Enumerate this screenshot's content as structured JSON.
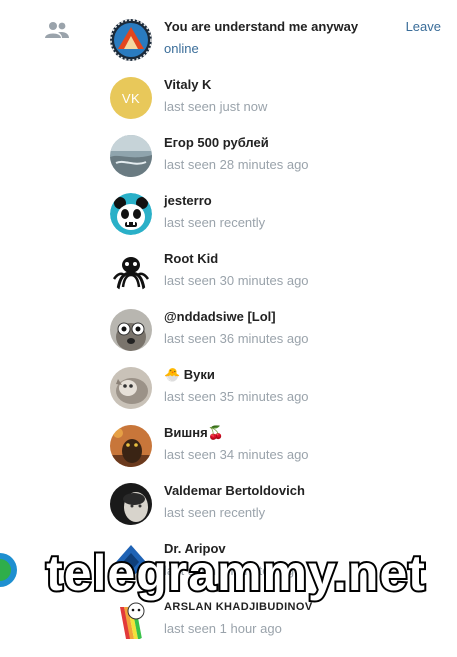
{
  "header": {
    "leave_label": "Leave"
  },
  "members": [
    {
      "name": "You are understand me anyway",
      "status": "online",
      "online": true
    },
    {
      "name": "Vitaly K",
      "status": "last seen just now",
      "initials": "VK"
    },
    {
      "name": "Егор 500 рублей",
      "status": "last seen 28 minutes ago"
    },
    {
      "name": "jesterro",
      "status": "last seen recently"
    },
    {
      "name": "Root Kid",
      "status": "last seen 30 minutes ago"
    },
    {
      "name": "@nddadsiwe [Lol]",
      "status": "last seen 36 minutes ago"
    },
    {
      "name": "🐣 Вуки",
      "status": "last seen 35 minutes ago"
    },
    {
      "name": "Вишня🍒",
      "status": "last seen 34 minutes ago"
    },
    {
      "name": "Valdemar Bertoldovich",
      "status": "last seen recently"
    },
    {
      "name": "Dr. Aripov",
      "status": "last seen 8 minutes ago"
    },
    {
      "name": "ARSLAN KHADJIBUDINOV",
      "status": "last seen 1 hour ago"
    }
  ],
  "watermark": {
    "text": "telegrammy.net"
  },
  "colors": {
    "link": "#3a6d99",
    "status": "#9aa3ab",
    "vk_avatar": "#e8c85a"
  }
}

==

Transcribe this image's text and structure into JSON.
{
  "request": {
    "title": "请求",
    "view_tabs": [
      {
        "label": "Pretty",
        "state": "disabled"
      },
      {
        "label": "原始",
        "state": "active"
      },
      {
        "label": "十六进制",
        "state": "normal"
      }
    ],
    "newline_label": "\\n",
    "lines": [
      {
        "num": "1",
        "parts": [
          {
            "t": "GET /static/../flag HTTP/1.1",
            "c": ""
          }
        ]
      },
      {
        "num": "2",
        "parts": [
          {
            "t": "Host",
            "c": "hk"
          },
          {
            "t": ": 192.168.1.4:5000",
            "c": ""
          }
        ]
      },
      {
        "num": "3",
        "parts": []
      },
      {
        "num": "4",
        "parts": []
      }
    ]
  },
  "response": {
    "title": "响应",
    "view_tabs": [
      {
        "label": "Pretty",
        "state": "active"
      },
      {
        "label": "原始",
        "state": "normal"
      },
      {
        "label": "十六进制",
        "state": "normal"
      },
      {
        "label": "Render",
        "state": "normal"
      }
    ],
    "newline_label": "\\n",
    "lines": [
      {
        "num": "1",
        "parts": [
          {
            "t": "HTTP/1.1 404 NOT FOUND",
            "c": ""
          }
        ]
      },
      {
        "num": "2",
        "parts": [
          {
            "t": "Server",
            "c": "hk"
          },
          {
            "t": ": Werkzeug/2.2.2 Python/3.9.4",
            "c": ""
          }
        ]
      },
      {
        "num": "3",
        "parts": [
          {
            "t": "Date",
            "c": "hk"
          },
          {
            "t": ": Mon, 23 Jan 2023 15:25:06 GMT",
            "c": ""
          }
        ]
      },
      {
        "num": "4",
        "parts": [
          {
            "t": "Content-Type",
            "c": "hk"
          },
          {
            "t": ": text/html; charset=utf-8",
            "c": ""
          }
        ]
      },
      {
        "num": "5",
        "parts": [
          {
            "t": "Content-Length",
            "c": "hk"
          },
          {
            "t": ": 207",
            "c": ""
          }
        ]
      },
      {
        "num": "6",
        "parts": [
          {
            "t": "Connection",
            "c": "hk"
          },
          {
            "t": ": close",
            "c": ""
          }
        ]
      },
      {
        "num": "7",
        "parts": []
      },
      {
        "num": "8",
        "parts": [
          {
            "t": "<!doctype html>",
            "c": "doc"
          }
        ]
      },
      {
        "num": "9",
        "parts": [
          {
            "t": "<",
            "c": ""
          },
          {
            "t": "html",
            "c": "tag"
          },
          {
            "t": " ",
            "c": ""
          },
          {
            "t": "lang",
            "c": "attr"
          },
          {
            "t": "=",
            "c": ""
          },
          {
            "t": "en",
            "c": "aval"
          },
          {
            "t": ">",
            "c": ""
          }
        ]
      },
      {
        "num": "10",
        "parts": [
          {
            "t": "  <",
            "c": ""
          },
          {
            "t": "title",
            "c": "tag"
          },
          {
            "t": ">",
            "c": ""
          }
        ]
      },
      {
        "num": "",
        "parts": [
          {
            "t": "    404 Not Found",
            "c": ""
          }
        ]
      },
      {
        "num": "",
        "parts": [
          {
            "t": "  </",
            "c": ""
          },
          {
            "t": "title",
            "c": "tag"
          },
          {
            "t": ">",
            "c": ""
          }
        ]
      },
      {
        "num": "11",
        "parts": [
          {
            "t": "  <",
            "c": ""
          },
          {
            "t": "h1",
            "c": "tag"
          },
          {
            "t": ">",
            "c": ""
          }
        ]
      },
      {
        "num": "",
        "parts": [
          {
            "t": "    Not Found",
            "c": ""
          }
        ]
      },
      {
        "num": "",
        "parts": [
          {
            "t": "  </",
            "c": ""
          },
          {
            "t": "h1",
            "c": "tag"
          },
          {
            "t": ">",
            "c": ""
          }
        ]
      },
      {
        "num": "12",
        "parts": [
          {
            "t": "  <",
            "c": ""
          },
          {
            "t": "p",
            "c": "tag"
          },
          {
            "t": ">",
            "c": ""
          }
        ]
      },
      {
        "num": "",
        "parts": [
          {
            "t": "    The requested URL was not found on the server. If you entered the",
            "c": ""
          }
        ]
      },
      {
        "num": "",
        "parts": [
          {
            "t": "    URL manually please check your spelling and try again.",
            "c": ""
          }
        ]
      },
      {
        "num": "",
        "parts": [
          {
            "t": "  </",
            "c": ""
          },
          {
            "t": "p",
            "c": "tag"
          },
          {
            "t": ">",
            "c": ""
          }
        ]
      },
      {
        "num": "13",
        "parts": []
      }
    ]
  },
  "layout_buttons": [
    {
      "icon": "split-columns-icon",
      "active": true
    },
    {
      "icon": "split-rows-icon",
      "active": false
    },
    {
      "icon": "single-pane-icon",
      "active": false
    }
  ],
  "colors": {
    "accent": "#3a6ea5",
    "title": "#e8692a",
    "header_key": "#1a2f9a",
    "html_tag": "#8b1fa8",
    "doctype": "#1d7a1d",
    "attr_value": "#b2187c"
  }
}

...

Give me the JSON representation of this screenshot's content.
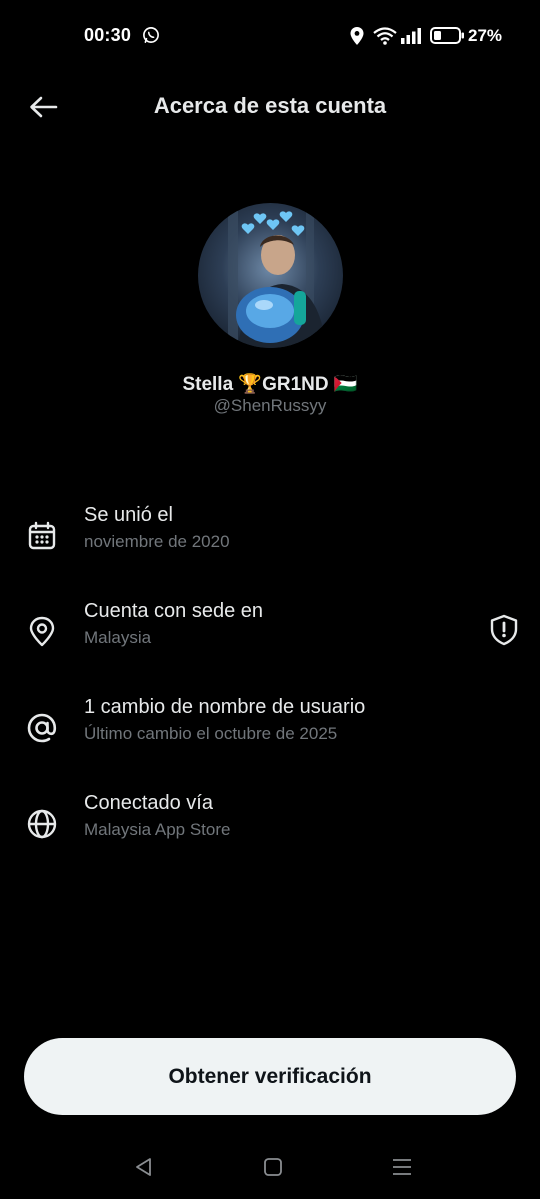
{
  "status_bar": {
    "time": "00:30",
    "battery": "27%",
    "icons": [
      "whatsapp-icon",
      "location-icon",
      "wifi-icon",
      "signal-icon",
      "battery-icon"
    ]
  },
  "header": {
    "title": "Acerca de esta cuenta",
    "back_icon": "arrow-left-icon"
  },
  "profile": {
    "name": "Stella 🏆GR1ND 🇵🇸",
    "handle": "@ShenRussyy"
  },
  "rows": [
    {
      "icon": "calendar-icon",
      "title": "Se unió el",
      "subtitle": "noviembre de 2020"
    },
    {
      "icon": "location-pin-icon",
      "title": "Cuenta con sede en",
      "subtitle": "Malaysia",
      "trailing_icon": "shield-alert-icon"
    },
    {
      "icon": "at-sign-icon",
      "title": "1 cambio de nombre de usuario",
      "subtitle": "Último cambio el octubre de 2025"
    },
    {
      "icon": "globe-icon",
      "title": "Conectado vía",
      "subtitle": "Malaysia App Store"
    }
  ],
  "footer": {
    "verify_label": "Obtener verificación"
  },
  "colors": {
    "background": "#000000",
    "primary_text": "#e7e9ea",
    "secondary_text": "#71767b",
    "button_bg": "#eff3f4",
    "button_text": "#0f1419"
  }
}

### YOUR OBJECTIVE
List every line above that contains the word "Malaysia".

### TASK RESPONSE
      "subtitle": "Malaysia",
      "subtitle": "Malaysia App Store"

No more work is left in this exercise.